* _PROBLEM DETAILS_: Give all the lines below again, exactly, with no pictures.

* _DATA RECORDS_:
------------------------------------

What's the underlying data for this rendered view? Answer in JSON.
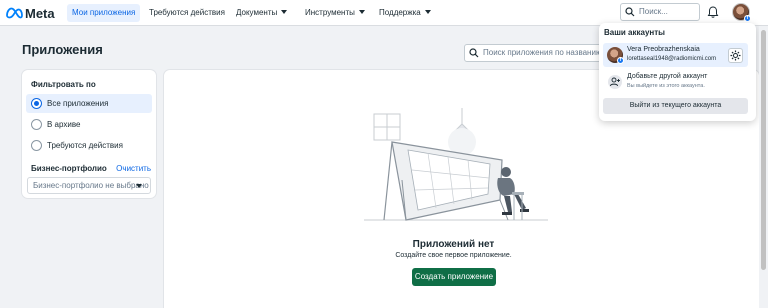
{
  "nav": {
    "logo": "Meta",
    "items": [
      {
        "label": "Мои приложения",
        "active": true
      },
      {
        "label": "Требуются действия",
        "dropdown": false
      },
      {
        "label": "Документы",
        "dropdown": true
      },
      {
        "label": "Инструменты",
        "dropdown": true
      },
      {
        "label": "Поддержка",
        "dropdown": true
      }
    ],
    "search_placeholder": "Поиск..."
  },
  "page": {
    "title": "Приложения",
    "search_placeholder": "Поиск приложения по названию или"
  },
  "filter": {
    "title": "Фильтровать по",
    "options": [
      {
        "label": "Все приложения",
        "selected": true
      },
      {
        "label": "В архиве",
        "selected": false
      },
      {
        "label": "Требуются действия",
        "selected": false
      }
    ],
    "business_portfolio": {
      "title": "Бизнес-портфолио",
      "clear_label": "Очистить",
      "select_value": "Бизнес-портфолио не выбрано"
    }
  },
  "empty_state": {
    "title": "Приложений нет",
    "subtitle": "Создайте свое первое приложение.",
    "button_label": "Создать приложение"
  },
  "accounts": {
    "title": "Ваши аккаунты",
    "current": {
      "name": "Vera Preobrazhenskaia",
      "email": "lorettaseal1948@radiomicmi.com"
    },
    "add": {
      "title": "Добавьте другой аккаунт",
      "subtitle": "Вы выйдете из этого аккаунта."
    },
    "logout_label": "Выйти из текущего аккаунта"
  },
  "colors": {
    "primary_blue": "#0b66e4",
    "create_green": "#0f6e46",
    "meta_blue": "#0081fb"
  }
}
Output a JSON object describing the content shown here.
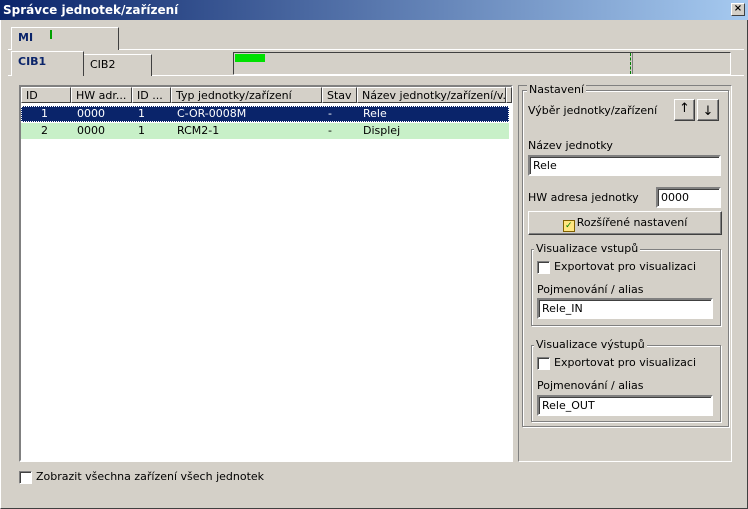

------------------------------------

* _ANSWER TO THE TASK_:
What's the underlying data for this rendered view? Answer in JSON.
{
  "nav": {
    "logo": "Meta",
    "items": [
      {
        "label": "Мои приложения",
        "active": true
      },
      {
        "label": "Требуются действия",
        "dropdown": false
      },
      {
        "label": "Документы",
        "dropdown": true
      },
      {
        "label": "Инструменты",
        "dropdown": true
      },
      {
        "label": "Поддержка",
        "dropdown": true
      }
    ],
    "search_placeholder": "Поиск..."
  },
  "page": {
    "title": "Приложения",
    "search_placeholder": "Поиск приложения по названию или"
  },
  "filter": {
    "title": "Фильтровать по",
    "options": [
      {
        "label": "Все приложения",
        "selected": true
      },
      {
        "label": "В архиве",
        "selected": false
      },
      {
        "label": "Требуются действия",
        "selected": false
      }
    ],
    "business_portfolio": {
      "title": "Бизнес-портфолио",
      "clear_label": "Очистить",
      "select_value": "Бизнес-портфолио не выбрано"
    }
  },
  "empty_state": {
    "title": "Приложений нет",
    "subtitle": "Создайте свое первое приложение.",
    "button_label": "Создать приложение"
  },
  "accounts": {
    "title": "Ваши аккаунты",
    "current": {
      "name": "Vera Preobrazhenskaia",
      "email": "lorettaseal1948@radiomicmi.com"
    },
    "add": {
      "title": "Добавьте другой аккаунт",
      "subtitle": "Вы выйдете из этого аккаунта."
    },
    "logout_label": "Выйти из текущего аккаунта"
  },
  "colors": {
    "primary_blue": "#0b66e4",
    "create_green": "#0f6e46",
    "meta_blue": "#0081fb"
  }
}
Output a JSON object describing the content shown here.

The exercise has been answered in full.